▽
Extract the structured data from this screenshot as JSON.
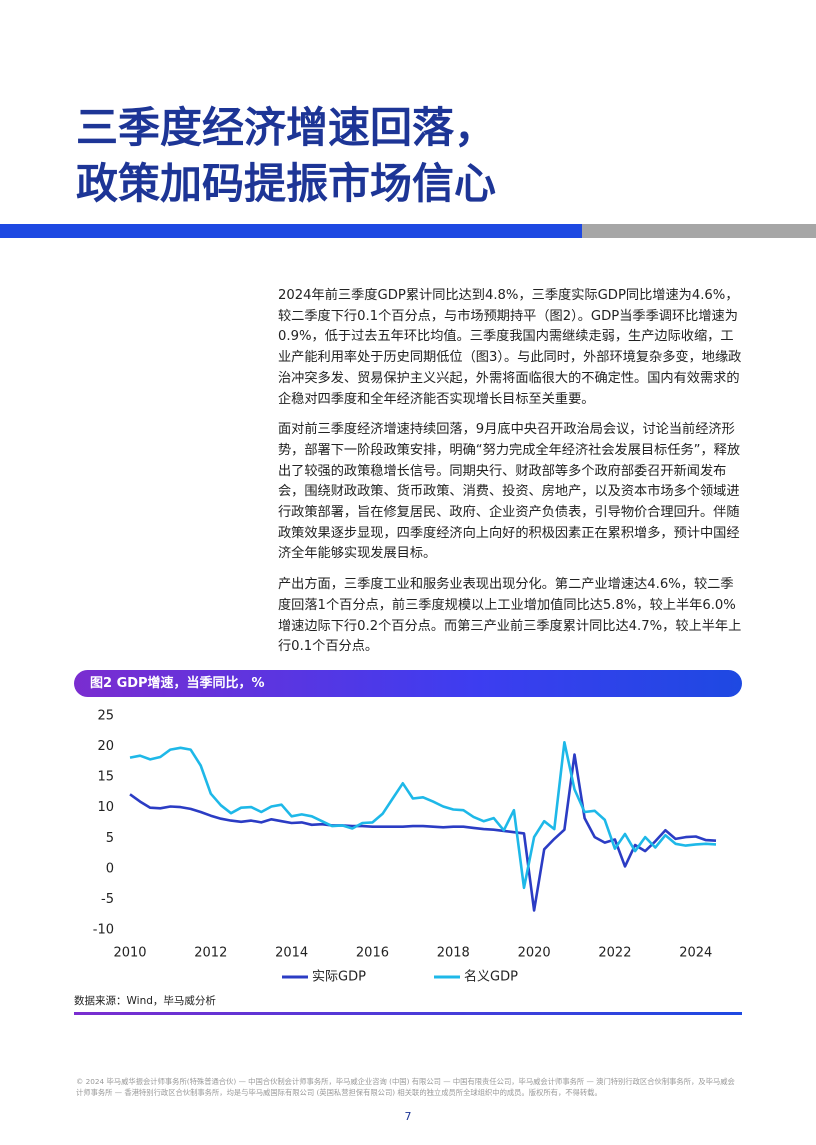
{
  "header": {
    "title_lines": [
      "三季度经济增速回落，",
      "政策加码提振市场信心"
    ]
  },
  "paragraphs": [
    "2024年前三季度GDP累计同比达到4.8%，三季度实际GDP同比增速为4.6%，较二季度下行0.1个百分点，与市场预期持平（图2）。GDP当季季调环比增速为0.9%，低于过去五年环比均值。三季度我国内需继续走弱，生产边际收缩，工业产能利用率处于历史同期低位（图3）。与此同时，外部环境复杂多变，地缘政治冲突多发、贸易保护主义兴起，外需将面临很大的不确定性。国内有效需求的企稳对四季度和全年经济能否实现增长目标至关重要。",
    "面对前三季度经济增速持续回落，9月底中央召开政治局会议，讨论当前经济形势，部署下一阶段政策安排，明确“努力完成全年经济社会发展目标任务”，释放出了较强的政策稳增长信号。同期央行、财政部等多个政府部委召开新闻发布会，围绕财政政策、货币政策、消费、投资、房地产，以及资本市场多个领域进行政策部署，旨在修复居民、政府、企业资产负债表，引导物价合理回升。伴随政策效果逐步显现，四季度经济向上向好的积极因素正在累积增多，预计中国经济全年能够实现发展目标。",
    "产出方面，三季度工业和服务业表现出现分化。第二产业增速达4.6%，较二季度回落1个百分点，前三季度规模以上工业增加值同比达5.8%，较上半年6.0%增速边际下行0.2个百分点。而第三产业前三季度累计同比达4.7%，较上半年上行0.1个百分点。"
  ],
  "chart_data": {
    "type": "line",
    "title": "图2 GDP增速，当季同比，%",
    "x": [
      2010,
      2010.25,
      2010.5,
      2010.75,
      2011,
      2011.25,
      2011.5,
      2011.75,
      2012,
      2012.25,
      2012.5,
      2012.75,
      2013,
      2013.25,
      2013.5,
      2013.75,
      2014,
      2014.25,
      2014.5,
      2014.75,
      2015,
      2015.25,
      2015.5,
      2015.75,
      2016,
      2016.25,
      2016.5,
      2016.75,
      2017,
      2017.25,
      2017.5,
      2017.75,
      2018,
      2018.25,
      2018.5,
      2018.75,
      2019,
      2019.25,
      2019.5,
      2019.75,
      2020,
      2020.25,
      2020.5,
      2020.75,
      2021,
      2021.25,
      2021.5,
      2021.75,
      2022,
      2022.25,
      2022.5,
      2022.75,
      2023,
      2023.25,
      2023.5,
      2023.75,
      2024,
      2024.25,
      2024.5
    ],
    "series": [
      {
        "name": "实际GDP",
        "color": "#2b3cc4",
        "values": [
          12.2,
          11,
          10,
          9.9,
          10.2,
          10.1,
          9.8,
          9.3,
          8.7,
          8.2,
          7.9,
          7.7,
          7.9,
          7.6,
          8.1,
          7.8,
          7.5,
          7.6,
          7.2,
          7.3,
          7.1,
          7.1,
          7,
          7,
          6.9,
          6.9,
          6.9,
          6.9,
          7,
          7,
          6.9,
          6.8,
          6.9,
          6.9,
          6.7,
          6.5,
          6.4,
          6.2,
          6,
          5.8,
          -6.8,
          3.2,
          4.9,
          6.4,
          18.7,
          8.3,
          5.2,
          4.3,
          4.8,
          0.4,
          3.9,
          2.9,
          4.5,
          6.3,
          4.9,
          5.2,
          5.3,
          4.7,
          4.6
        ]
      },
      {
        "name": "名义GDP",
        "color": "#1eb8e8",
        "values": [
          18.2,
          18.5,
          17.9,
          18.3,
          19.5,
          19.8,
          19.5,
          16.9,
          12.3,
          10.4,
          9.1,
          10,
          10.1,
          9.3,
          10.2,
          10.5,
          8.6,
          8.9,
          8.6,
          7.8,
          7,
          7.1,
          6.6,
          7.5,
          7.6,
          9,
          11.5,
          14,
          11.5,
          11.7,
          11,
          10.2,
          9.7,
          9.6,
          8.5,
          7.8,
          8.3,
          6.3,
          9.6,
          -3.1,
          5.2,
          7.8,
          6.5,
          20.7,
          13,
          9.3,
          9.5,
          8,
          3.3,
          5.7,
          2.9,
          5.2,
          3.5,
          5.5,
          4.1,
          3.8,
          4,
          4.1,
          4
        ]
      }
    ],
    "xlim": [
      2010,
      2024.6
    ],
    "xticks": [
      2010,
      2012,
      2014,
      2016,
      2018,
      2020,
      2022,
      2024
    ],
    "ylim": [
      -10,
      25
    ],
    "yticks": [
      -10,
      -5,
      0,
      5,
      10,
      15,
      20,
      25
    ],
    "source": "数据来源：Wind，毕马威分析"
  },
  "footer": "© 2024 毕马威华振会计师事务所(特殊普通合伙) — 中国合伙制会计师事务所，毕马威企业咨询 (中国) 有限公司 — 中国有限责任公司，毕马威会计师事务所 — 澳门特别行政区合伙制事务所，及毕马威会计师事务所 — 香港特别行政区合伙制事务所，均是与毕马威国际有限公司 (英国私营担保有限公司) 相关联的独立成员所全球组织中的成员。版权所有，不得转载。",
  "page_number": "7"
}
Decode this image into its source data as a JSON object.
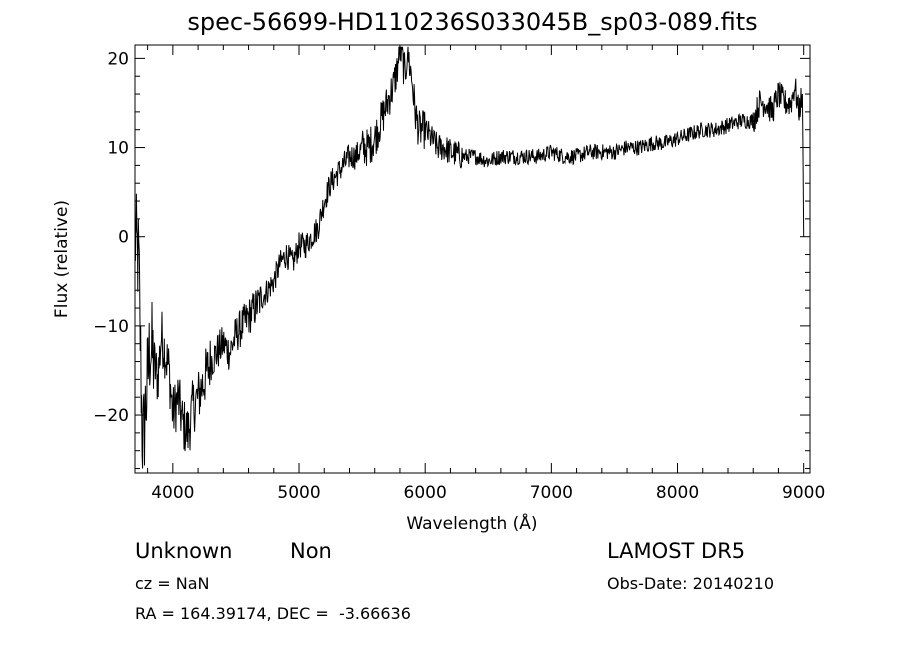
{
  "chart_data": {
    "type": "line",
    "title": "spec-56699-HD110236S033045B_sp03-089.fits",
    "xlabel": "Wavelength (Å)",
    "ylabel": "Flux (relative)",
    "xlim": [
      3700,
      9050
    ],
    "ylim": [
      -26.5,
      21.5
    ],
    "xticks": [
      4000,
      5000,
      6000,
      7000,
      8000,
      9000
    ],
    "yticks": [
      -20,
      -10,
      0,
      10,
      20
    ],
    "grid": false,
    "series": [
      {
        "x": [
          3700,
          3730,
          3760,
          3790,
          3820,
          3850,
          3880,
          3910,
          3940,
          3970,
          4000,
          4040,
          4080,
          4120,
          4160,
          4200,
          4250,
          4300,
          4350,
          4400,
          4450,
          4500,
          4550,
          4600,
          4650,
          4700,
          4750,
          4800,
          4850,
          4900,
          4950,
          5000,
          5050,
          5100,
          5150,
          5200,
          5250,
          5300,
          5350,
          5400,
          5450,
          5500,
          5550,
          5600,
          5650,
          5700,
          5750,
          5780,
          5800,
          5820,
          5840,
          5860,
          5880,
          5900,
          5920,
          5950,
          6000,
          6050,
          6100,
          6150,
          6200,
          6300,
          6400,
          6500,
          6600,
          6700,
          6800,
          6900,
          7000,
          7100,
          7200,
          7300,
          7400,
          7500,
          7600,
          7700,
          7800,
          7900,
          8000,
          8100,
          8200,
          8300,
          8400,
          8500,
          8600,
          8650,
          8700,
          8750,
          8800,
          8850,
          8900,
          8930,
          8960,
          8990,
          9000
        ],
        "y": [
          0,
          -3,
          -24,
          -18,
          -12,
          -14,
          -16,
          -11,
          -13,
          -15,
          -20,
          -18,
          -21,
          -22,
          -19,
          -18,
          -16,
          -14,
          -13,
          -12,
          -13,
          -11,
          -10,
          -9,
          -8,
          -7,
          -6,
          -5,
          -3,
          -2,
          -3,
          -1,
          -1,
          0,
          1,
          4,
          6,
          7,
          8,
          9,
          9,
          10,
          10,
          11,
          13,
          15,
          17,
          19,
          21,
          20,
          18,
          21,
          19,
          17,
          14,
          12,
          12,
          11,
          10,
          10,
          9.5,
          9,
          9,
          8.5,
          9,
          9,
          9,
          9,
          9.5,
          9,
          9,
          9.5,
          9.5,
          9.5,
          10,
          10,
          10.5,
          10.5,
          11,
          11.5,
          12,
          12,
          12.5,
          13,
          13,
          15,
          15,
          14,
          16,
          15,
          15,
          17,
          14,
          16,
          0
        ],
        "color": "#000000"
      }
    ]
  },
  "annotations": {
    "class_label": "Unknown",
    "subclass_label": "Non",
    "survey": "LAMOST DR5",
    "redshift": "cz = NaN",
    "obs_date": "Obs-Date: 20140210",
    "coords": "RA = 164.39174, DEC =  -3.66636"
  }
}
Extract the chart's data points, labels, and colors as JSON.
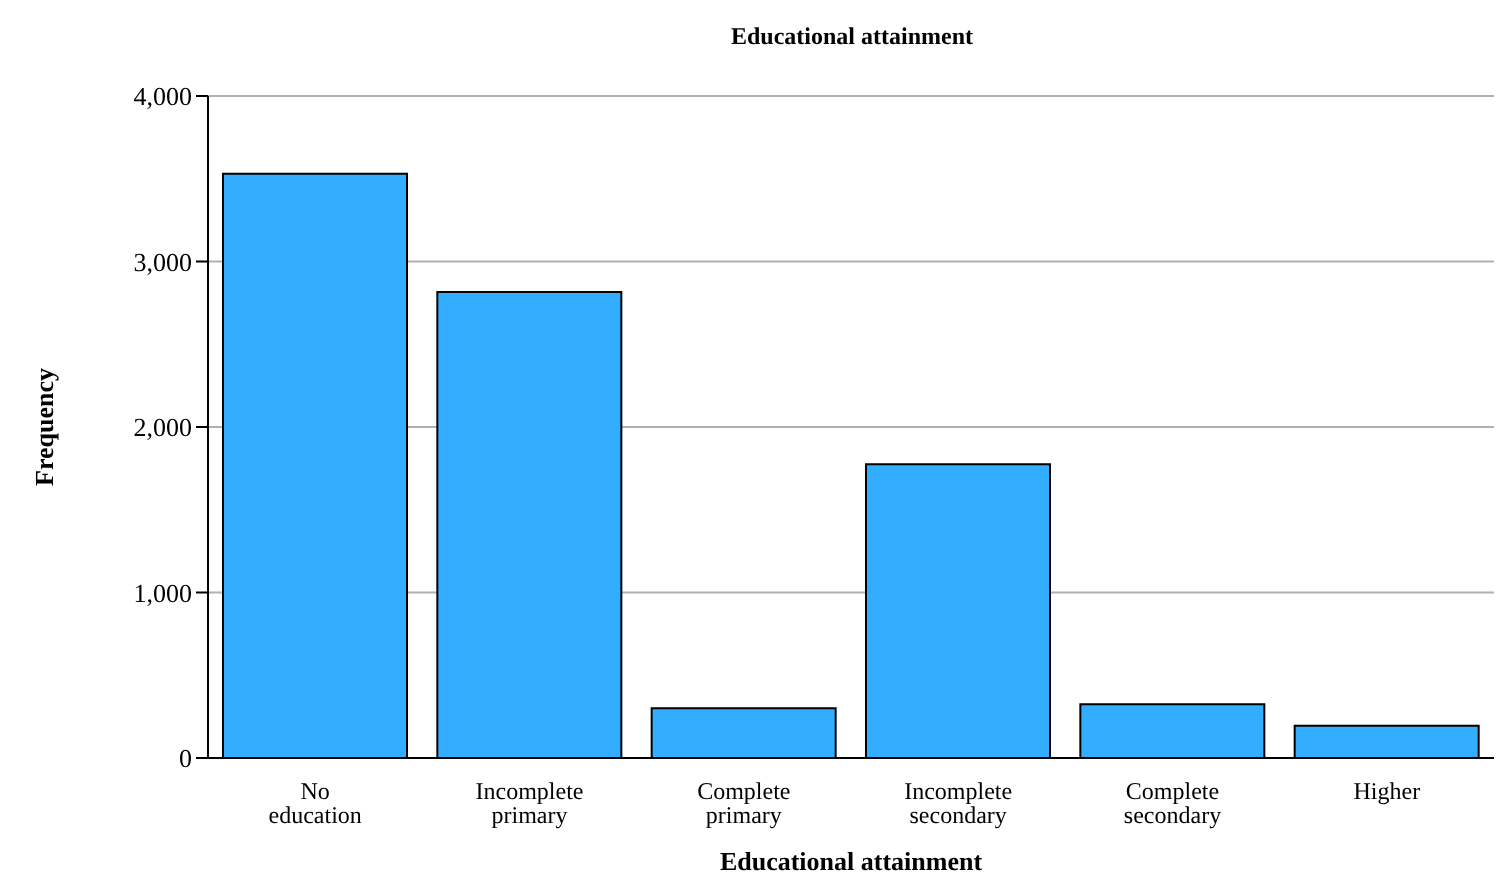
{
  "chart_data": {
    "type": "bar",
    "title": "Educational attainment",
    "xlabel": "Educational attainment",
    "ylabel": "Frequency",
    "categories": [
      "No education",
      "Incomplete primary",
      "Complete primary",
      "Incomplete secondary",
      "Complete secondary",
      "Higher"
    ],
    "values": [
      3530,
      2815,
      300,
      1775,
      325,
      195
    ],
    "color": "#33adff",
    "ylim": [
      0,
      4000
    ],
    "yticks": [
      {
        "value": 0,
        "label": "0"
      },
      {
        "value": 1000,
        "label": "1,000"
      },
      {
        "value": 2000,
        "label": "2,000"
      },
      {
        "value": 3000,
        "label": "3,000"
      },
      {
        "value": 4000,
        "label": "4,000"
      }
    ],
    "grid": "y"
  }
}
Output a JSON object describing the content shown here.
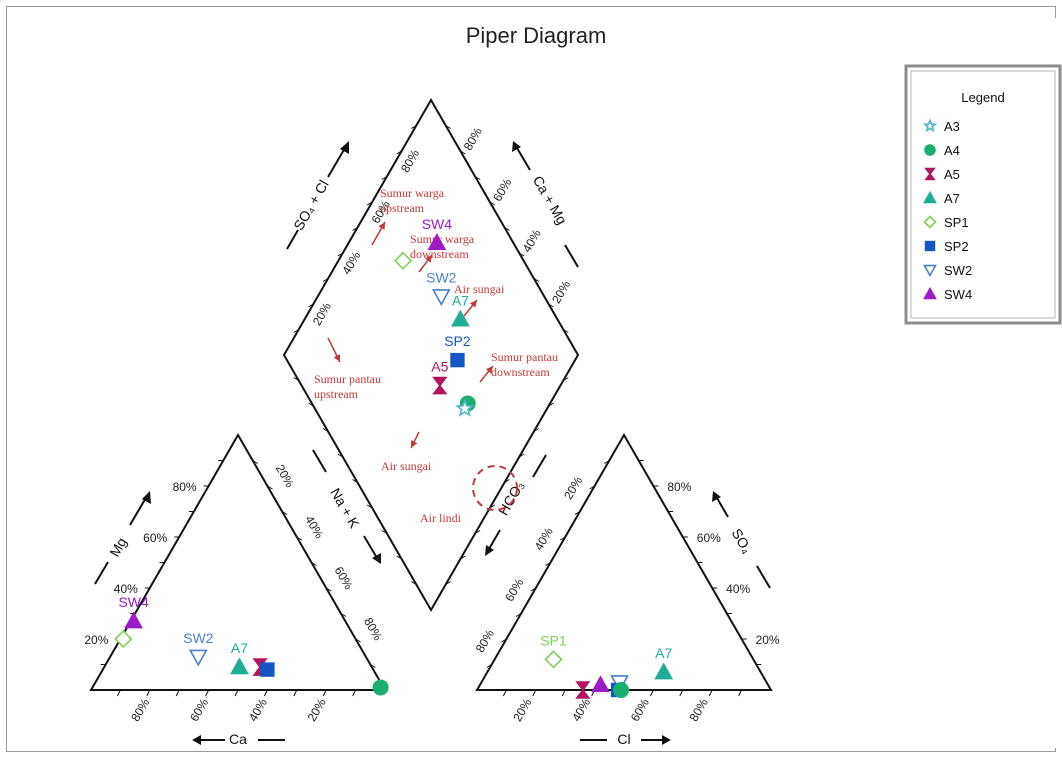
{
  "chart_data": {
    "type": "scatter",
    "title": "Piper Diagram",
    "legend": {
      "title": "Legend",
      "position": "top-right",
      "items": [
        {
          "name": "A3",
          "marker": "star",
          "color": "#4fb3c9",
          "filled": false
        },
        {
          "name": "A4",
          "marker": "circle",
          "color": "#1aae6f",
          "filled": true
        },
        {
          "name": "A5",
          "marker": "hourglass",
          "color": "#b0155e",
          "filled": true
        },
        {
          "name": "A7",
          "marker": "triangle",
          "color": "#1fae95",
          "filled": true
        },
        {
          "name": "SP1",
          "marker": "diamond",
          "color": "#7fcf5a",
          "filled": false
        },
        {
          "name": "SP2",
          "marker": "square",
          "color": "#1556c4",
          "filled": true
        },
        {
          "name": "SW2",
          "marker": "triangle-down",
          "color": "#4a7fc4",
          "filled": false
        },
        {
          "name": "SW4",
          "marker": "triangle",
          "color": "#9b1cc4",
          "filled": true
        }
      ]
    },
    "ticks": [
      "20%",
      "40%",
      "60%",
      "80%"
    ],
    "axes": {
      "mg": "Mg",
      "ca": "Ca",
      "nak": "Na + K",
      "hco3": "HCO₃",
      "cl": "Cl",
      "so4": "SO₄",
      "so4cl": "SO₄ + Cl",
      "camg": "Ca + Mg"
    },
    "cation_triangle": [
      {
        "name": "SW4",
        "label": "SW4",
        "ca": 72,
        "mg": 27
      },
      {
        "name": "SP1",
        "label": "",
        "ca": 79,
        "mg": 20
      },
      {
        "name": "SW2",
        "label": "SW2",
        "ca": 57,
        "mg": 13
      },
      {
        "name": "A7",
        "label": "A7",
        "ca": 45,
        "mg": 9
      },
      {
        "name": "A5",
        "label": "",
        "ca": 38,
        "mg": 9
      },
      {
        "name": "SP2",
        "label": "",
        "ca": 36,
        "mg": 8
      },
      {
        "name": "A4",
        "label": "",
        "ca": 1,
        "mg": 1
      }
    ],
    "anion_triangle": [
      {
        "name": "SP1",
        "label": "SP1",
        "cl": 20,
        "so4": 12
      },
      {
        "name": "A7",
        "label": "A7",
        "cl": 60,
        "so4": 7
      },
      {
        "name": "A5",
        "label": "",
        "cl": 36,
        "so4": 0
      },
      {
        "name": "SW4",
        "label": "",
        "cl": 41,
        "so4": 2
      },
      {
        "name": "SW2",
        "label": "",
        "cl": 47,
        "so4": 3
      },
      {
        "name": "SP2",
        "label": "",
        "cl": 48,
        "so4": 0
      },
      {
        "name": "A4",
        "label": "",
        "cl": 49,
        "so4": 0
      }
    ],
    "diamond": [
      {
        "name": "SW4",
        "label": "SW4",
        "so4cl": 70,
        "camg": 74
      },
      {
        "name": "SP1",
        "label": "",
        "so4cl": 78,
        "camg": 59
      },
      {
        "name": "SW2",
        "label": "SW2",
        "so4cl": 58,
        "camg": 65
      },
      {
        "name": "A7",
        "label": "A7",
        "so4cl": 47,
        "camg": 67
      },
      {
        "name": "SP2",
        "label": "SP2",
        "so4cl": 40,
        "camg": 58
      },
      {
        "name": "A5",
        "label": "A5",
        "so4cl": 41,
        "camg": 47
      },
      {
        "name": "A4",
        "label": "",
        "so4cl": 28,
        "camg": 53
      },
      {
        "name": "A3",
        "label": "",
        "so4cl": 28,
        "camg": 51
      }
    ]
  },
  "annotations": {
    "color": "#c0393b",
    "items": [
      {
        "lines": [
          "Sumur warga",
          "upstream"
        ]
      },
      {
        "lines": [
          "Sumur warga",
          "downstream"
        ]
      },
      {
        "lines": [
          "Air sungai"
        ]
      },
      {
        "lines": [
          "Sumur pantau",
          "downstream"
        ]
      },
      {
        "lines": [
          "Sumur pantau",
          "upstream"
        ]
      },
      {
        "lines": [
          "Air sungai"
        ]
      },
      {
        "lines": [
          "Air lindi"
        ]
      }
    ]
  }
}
△
Keep only those lines of the records that hold "this", and return them.

Extract the structured data from this screenshot as JSON.
Decode this image into its source data as a JSON object.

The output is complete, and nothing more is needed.